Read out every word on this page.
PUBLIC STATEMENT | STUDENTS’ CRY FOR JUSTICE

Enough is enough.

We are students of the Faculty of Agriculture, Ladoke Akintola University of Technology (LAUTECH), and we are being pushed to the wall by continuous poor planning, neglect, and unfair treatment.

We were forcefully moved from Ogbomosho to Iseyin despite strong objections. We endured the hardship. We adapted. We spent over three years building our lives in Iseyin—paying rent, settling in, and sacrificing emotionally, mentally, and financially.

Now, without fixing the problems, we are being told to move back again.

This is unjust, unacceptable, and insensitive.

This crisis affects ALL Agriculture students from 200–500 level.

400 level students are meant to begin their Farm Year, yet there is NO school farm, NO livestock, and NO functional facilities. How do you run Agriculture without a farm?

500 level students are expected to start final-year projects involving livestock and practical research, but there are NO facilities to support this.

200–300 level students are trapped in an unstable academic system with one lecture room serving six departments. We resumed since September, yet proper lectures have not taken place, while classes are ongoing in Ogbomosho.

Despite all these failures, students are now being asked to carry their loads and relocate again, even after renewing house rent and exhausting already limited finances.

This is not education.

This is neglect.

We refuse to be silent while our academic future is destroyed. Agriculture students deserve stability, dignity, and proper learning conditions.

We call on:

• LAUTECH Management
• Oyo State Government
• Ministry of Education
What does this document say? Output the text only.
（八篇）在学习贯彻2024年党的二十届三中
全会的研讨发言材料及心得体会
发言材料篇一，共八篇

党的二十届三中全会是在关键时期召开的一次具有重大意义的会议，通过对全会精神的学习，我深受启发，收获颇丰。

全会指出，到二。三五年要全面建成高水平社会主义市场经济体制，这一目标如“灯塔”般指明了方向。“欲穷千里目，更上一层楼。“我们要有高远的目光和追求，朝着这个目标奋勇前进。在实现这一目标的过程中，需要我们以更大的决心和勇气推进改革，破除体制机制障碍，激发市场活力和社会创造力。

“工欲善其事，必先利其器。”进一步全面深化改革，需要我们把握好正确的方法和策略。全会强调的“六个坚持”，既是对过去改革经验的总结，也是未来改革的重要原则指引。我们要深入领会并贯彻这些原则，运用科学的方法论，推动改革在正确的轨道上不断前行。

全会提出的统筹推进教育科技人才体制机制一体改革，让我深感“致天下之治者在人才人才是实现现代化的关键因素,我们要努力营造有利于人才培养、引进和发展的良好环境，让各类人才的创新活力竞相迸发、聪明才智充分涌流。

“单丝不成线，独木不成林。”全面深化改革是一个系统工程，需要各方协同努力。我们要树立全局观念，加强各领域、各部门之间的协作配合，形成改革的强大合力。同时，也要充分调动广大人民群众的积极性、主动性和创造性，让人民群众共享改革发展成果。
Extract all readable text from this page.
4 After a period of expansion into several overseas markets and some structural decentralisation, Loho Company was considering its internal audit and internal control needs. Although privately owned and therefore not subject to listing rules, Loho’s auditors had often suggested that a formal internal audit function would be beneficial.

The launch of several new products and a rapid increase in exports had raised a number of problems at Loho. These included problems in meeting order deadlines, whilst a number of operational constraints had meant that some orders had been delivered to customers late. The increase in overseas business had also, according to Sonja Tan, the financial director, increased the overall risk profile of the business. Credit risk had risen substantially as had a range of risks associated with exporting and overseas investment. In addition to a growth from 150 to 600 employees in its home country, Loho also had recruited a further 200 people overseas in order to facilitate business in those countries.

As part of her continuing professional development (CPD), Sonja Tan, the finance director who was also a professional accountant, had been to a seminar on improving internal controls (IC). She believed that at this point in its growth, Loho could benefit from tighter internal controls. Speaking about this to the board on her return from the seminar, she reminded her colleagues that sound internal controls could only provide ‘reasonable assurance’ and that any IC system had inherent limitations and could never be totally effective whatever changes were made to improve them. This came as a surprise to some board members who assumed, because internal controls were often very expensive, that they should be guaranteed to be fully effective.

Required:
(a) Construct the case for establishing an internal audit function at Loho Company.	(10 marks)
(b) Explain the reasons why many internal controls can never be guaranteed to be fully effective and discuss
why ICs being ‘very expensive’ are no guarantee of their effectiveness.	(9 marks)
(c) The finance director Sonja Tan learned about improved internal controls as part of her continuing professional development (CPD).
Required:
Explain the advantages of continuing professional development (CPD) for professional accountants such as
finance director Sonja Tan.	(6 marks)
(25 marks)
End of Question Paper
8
####################
What you have to do: Search the records above for the string "without". Copy every line that contains it.

Worked answer:
Now, without fixing the problems, we are being told to move back again.
400 level students are meant to begin their Farm Year, yet there is NO school farm, NO livestock, and NO functional facilities. How do you run Agriculture without a farm?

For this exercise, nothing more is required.